[AIM]:
Repeat the listing in full. Nothing may be added or left out.

[THE DATA]:
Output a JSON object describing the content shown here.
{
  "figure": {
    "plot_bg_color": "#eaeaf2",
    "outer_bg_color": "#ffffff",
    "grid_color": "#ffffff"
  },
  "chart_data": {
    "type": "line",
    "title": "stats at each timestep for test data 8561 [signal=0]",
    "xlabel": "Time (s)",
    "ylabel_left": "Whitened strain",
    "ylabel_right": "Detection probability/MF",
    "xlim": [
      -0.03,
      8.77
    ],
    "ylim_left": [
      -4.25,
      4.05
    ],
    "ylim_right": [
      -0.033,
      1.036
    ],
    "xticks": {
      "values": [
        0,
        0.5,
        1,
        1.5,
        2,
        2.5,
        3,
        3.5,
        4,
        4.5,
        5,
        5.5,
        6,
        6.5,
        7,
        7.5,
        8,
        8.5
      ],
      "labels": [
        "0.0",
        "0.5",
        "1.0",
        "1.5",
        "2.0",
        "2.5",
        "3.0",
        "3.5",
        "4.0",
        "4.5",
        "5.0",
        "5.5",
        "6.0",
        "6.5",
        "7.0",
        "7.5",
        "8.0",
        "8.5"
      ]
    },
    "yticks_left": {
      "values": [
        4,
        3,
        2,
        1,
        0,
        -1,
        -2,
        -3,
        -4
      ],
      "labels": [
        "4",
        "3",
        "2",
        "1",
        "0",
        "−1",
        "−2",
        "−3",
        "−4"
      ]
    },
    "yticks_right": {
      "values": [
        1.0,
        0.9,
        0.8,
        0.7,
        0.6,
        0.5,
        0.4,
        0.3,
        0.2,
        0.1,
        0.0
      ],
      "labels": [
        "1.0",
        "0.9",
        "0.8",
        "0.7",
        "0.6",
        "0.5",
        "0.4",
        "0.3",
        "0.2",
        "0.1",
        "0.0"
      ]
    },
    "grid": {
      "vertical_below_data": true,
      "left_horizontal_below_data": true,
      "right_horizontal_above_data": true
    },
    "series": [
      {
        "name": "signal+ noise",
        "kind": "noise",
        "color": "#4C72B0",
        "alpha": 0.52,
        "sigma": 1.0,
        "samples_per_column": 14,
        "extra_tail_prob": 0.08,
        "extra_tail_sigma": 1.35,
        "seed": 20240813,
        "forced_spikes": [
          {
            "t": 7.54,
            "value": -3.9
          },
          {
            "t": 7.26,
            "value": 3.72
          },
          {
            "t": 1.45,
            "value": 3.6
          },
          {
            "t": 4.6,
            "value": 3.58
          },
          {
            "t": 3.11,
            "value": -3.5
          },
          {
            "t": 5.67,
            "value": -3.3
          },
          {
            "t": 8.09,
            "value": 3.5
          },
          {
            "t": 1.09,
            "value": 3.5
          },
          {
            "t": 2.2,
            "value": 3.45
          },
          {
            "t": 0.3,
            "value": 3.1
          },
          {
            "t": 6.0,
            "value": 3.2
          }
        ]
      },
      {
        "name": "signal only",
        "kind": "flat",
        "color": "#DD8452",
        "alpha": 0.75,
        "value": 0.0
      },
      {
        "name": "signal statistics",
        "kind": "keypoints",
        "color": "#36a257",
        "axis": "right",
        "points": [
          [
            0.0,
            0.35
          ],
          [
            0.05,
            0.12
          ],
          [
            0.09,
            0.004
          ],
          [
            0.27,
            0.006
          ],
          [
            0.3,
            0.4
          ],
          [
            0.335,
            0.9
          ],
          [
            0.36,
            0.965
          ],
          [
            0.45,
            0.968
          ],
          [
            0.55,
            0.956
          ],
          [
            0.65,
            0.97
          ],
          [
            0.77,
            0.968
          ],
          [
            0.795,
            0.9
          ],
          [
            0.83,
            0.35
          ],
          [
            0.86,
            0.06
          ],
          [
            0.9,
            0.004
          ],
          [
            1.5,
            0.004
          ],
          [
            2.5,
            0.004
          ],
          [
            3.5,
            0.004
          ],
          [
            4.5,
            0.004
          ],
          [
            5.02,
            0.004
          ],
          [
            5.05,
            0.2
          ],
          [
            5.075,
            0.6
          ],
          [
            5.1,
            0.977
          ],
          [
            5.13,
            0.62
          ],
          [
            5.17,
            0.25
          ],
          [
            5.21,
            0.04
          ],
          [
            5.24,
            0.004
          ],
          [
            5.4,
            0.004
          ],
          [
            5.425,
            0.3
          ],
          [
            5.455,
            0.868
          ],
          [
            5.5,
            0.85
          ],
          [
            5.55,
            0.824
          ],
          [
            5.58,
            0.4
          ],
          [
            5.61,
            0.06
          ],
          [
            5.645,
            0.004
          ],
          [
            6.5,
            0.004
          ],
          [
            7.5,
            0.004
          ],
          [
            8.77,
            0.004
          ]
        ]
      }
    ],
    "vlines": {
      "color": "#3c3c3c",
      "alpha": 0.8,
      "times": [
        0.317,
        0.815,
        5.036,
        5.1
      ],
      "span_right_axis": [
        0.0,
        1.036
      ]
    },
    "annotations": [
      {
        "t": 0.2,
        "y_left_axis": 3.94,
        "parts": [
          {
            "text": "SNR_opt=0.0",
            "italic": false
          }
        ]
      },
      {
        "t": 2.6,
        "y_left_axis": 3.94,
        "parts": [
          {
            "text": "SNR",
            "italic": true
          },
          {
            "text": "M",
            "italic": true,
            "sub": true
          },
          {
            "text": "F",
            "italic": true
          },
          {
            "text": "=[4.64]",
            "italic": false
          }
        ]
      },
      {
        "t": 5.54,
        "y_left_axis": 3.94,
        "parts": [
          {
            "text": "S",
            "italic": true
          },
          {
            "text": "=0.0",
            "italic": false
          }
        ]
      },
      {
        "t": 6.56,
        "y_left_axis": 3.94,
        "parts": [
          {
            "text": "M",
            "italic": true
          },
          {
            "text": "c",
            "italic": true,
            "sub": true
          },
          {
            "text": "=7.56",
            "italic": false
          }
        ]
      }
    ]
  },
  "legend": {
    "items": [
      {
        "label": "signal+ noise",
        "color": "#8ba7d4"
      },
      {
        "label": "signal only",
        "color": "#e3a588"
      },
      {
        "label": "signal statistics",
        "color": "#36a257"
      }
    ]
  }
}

[RESPONSE]:
Output a JSON object describing the content shown here.
{
  "figure": {
    "plot_bg_color": "#eaeaf2",
    "outer_bg_color": "#ffffff",
    "grid_color": "#ffffff"
  },
  "chart_data": {
    "type": "line",
    "title": "stats at each timestep for test data 8561 [signal=0]",
    "xlabel": "Time (s)",
    "ylabel_left": "Whitened strain",
    "ylabel_right": "Detection probability/MF",
    "xlim": [
      -0.03,
      8.77
    ],
    "ylim_left": [
      -4.25,
      4.05
    ],
    "ylim_right": [
      -0.033,
      1.036
    ],
    "xticks": {
      "values": [
        0,
        0.5,
        1,
        1.5,
        2,
        2.5,
        3,
        3.5,
        4,
        4.5,
        5,
        5.5,
        6,
        6.5,
        7,
        7.5,
        8,
        8.5
      ],
      "labels": [
        "0.0",
        "0.5",
        "1.0",
        "1.5",
        "2.0",
        "2.5",
        "3.0",
        "3.5",
        "4.0",
        "4.5",
        "5.0",
        "5.5",
        "6.0",
        "6.5",
        "7.0",
        "7.5",
        "8.0",
        "8.5"
      ]
    },
    "yticks_left": {
      "values": [
        4,
        3,
        2,
        1,
        0,
        -1,
        -2,
        -3,
        -4
      ],
      "labels": [
        "4",
        "3",
        "2",
        "1",
        "0",
        "−1",
        "−2",
        "−3",
        "−4"
      ]
    },
    "yticks_right": {
      "values": [
        1.0,
        0.9,
        0.8,
        0.7,
        0.6,
        0.5,
        0.4,
        0.3,
        0.2,
        0.1,
        0.0
      ],
      "labels": [
        "1.0",
        "0.9",
        "0.8",
        "0.7",
        "0.6",
        "0.5",
        "0.4",
        "0.3",
        "0.2",
        "0.1",
        "0.0"
      ]
    },
    "grid": {
      "vertical_below_data": true,
      "left_horizontal_below_data": true,
      "right_horizontal_above_data": true
    },
    "series": [
      {
        "name": "signal+ noise",
        "kind": "noise",
        "color": "#4C72B0",
        "alpha": 0.52,
        "sigma": 1.0,
        "samples_per_column": 14,
        "extra_tail_prob": 0.08,
        "extra_tail_sigma": 1.35,
        "seed": 20240813,
        "forced_spikes": [
          {
            "t": 7.54,
            "value": -3.9
          },
          {
            "t": 7.26,
            "value": 3.72
          },
          {
            "t": 1.45,
            "value": 3.6
          },
          {
            "t": 4.6,
            "value": 3.58
          },
          {
            "t": 3.11,
            "value": -3.5
          },
          {
            "t": 5.67,
            "value": -3.3
          },
          {
            "t": 8.09,
            "value": 3.5
          },
          {
            "t": 1.09,
            "value": 3.5
          },
          {
            "t": 2.2,
            "value": 3.45
          },
          {
            "t": 0.3,
            "value": 3.1
          },
          {
            "t": 6.0,
            "value": 3.2
          }
        ]
      },
      {
        "name": "signal only",
        "kind": "flat",
        "color": "#DD8452",
        "alpha": 0.75,
        "value": 0.0
      },
      {
        "name": "signal statistics",
        "kind": "keypoints",
        "color": "#36a257",
        "axis": "right",
        "points": [
          [
            0.0,
            0.35
          ],
          [
            0.05,
            0.12
          ],
          [
            0.09,
            0.004
          ],
          [
            0.27,
            0.006
          ],
          [
            0.3,
            0.4
          ],
          [
            0.335,
            0.9
          ],
          [
            0.36,
            0.965
          ],
          [
            0.45,
            0.968
          ],
          [
            0.55,
            0.956
          ],
          [
            0.65,
            0.97
          ],
          [
            0.77,
            0.968
          ],
          [
            0.795,
            0.9
          ],
          [
            0.83,
            0.35
          ],
          [
            0.86,
            0.06
          ],
          [
            0.9,
            0.004
          ],
          [
            1.5,
            0.004
          ],
          [
            2.5,
            0.004
          ],
          [
            3.5,
            0.004
          ],
          [
            4.5,
            0.004
          ],
          [
            5.02,
            0.004
          ],
          [
            5.05,
            0.2
          ],
          [
            5.075,
            0.6
          ],
          [
            5.1,
            0.977
          ],
          [
            5.13,
            0.62
          ],
          [
            5.17,
            0.25
          ],
          [
            5.21,
            0.04
          ],
          [
            5.24,
            0.004
          ],
          [
            5.4,
            0.004
          ],
          [
            5.425,
            0.3
          ],
          [
            5.455,
            0.868
          ],
          [
            5.5,
            0.85
          ],
          [
            5.55,
            0.824
          ],
          [
            5.58,
            0.4
          ],
          [
            5.61,
            0.06
          ],
          [
            5.645,
            0.004
          ],
          [
            6.5,
            0.004
          ],
          [
            7.5,
            0.004
          ],
          [
            8.77,
            0.004
          ]
        ]
      }
    ],
    "vlines": {
      "color": "#3c3c3c",
      "alpha": 0.8,
      "times": [
        0.317,
        0.815,
        5.036,
        5.1
      ],
      "span_right_axis": [
        0.0,
        1.036
      ]
    },
    "annotations": [
      {
        "t": 0.2,
        "y_left_axis": 3.94,
        "parts": [
          {
            "text": "SNR_opt=0.0",
            "italic": false
          }
        ]
      },
      {
        "t": 2.6,
        "y_left_axis": 3.94,
        "parts": [
          {
            "text": "SNR",
            "italic": true
          },
          {
            "text": "M",
            "italic": true,
            "sub": true
          },
          {
            "text": "F",
            "italic": true
          },
          {
            "text": "=[4.64]",
            "italic": false
          }
        ]
      },
      {
        "t": 5.54,
        "y_left_axis": 3.94,
        "parts": [
          {
            "text": "S",
            "italic": true
          },
          {
            "text": "=0.0",
            "italic": false
          }
        ]
      },
      {
        "t": 6.56,
        "y_left_axis": 3.94,
        "parts": [
          {
            "text": "M",
            "italic": true
          },
          {
            "text": "c",
            "italic": true,
            "sub": true
          },
          {
            "text": "=7.56",
            "italic": false
          }
        ]
      }
    ]
  },
  "legend": {
    "items": [
      {
        "label": "signal+ noise",
        "color": "#8ba7d4"
      },
      {
        "label": "signal only",
        "color": "#e3a588"
      },
      {
        "label": "signal statistics",
        "color": "#36a257"
      }
    ]
  }
}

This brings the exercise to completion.